◆ **Stated goal**
Please output the lines shown below exactly as they appear.

◆ **Provided data**
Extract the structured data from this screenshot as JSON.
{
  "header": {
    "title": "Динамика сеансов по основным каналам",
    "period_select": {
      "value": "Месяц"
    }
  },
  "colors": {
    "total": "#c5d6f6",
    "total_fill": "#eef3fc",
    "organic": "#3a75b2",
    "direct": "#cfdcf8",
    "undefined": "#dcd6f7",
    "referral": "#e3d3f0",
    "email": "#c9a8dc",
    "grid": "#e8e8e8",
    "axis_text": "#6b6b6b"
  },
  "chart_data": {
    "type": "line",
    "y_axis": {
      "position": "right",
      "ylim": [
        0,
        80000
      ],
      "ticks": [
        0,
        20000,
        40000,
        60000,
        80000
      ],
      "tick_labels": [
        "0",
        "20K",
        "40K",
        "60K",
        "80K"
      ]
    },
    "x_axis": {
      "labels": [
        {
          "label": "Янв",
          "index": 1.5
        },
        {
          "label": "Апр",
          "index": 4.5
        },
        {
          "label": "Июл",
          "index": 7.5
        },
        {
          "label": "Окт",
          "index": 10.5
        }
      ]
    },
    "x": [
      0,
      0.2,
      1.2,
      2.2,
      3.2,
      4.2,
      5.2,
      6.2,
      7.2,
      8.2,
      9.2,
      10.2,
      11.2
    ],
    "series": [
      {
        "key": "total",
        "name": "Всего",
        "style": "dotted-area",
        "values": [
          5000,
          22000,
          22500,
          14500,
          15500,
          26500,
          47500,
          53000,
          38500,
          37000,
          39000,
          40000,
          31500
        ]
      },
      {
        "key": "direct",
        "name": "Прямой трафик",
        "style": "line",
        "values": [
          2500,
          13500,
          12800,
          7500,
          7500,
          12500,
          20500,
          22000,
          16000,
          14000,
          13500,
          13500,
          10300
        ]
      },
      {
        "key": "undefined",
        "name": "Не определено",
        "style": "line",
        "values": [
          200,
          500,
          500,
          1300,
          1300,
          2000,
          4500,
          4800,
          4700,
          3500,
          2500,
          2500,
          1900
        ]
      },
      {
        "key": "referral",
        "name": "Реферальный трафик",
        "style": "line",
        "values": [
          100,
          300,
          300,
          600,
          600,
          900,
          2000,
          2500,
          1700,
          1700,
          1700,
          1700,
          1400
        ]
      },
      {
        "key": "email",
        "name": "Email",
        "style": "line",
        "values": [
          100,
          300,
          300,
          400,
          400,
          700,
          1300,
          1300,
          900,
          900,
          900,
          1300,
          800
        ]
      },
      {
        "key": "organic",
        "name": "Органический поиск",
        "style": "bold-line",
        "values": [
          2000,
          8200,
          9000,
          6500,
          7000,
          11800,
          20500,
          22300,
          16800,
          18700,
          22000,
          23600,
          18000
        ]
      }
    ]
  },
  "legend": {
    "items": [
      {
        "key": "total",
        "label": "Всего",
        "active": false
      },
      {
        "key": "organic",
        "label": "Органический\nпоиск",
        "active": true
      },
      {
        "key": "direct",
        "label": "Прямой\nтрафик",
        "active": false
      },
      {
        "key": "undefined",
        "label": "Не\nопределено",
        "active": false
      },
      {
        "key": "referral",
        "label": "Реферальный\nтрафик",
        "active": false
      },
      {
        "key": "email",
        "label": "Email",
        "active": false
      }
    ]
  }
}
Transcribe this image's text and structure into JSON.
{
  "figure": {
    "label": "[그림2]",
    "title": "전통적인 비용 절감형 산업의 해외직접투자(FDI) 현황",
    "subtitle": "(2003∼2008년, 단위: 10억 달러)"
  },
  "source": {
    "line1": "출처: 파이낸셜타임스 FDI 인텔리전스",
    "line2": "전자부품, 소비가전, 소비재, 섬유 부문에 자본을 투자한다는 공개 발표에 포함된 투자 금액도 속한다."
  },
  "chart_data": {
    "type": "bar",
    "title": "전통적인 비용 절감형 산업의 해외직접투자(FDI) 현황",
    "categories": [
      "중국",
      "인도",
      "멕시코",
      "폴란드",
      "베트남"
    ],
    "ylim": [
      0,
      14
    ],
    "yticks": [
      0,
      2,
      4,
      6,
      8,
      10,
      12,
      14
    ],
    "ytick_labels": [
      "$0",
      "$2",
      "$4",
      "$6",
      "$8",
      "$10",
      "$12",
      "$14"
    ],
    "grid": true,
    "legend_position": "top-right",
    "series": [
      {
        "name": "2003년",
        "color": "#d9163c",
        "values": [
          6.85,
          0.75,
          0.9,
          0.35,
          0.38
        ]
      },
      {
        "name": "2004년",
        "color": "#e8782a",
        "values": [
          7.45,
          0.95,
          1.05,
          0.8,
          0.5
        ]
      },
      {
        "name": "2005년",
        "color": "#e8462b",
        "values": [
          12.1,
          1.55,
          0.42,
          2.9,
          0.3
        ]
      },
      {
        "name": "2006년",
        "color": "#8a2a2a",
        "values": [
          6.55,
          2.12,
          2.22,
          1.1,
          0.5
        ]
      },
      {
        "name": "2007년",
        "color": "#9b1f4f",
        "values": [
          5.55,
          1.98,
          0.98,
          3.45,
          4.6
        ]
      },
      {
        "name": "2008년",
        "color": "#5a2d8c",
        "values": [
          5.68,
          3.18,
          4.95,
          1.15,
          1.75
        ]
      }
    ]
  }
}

◆ **Solution to the problem**
Extract the structured data from this screenshot as JSON.
{
  "header": {
    "title": "Динамика сеансов по основным каналам",
    "period_select": {
      "value": "Месяц"
    }
  },
  "colors": {
    "total": "#c5d6f6",
    "total_fill": "#eef3fc",
    "organic": "#3a75b2",
    "direct": "#cfdcf8",
    "undefined": "#dcd6f7",
    "referral": "#e3d3f0",
    "email": "#c9a8dc",
    "grid": "#e8e8e8",
    "axis_text": "#6b6b6b"
  },
  "chart_data": {
    "type": "line",
    "y_axis": {
      "position": "right",
      "ylim": [
        0,
        80000
      ],
      "ticks": [
        0,
        20000,
        40000,
        60000,
        80000
      ],
      "tick_labels": [
        "0",
        "20K",
        "40K",
        "60K",
        "80K"
      ]
    },
    "x_axis": {
      "labels": [
        {
          "label": "Янв",
          "index": 1.5
        },
        {
          "label": "Апр",
          "index": 4.5
        },
        {
          "label": "Июл",
          "index": 7.5
        },
        {
          "label": "Окт",
          "index": 10.5
        }
      ]
    },
    "x": [
      0,
      0.2,
      1.2,
      2.2,
      3.2,
      4.2,
      5.2,
      6.2,
      7.2,
      8.2,
      9.2,
      10.2,
      11.2
    ],
    "series": [
      {
        "key": "total",
        "name": "Всего",
        "style": "dotted-area",
        "values": [
          5000,
          22000,
          22500,
          14500,
          15500,
          26500,
          47500,
          53000,
          38500,
          37000,
          39000,
          40000,
          31500
        ]
      },
      {
        "key": "direct",
        "name": "Прямой трафик",
        "style": "line",
        "values": [
          2500,
          13500,
          12800,
          7500,
          7500,
          12500,
          20500,
          22000,
          16000,
          14000,
          13500,
          13500,
          10300
        ]
      },
      {
        "key": "undefined",
        "name": "Не определено",
        "style": "line",
        "values": [
          200,
          500,
          500,
          1300,
          1300,
          2000,
          4500,
          4800,
          4700,
          3500,
          2500,
          2500,
          1900
        ]
      },
      {
        "key": "referral",
        "name": "Реферальный трафик",
        "style": "line",
        "values": [
          100,
          300,
          300,
          600,
          600,
          900,
          2000,
          2500,
          1700,
          1700,
          1700,
          1700,
          1400
        ]
      },
      {
        "key": "email",
        "name": "Email",
        "style": "line",
        "values": [
          100,
          300,
          300,
          400,
          400,
          700,
          1300,
          1300,
          900,
          900,
          900,
          1300,
          800
        ]
      },
      {
        "key": "organic",
        "name": "Органический поиск",
        "style": "bold-line",
        "values": [
          2000,
          8200,
          9000,
          6500,
          7000,
          11800,
          20500,
          22300,
          16800,
          18700,
          22000,
          23600,
          18000
        ]
      }
    ]
  },
  "legend": {
    "items": [
      {
        "key": "total",
        "label": "Всего",
        "active": false
      },
      {
        "key": "organic",
        "label": "Органический\nпоиск",
        "active": true
      },
      {
        "key": "direct",
        "label": "Прямой\nтрафик",
        "active": false
      },
      {
        "key": "undefined",
        "label": "Не\nопределено",
        "active": false
      },
      {
        "key": "referral",
        "label": "Реферальный\nтрафик",
        "active": false
      },
      {
        "key": "email",
        "label": "Email",
        "active": false
      }
    ]
  }
}
Transcribe this image's text and structure into JSON.
{
  "figure": {
    "label": "[그림2]",
    "title": "전통적인 비용 절감형 산업의 해외직접투자(FDI) 현황",
    "subtitle": "(2003∼2008년, 단위: 10억 달러)"
  },
  "source": {
    "line1": "출처: 파이낸셜타임스 FDI 인텔리전스",
    "line2": "전자부품, 소비가전, 소비재, 섬유 부문에 자본을 투자한다는 공개 발표에 포함된 투자 금액도 속한다."
  },
  "chart_data": {
    "type": "bar",
    "title": "전통적인 비용 절감형 산업의 해외직접투자(FDI) 현황",
    "categories": [
      "중국",
      "인도",
      "멕시코",
      "폴란드",
      "베트남"
    ],
    "ylim": [
      0,
      14
    ],
    "yticks": [
      0,
      2,
      4,
      6,
      8,
      10,
      12,
      14
    ],
    "ytick_labels": [
      "$0",
      "$2",
      "$4",
      "$6",
      "$8",
      "$10",
      "$12",
      "$14"
    ],
    "grid": true,
    "legend_position": "top-right",
    "series": [
      {
        "name": "2003년",
        "color": "#d9163c",
        "values": [
          6.85,
          0.75,
          0.9,
          0.35,
          0.38
        ]
      },
      {
        "name": "2004년",
        "color": "#e8782a",
        "values": [
          7.45,
          0.95,
          1.05,
          0.8,
          0.5
        ]
      },
      {
        "name": "2005년",
        "color": "#e8462b",
        "values": [
          12.1,
          1.55,
          0.42,
          2.9,
          0.3
        ]
      },
      {
        "name": "2006년",
        "color": "#8a2a2a",
        "values": [
          6.55,
          2.12,
          2.22,
          1.1,
          0.5
        ]
      },
      {
        "name": "2007년",
        "color": "#9b1f4f",
        "values": [
          5.55,
          1.98,
          0.98,
          3.45,
          4.6
        ]
      },
      {
        "name": "2008년",
        "color": "#5a2d8c",
        "values": [
          5.68,
          3.18,
          4.95,
          1.15,
          1.75
        ]
      }
    ]
  }
}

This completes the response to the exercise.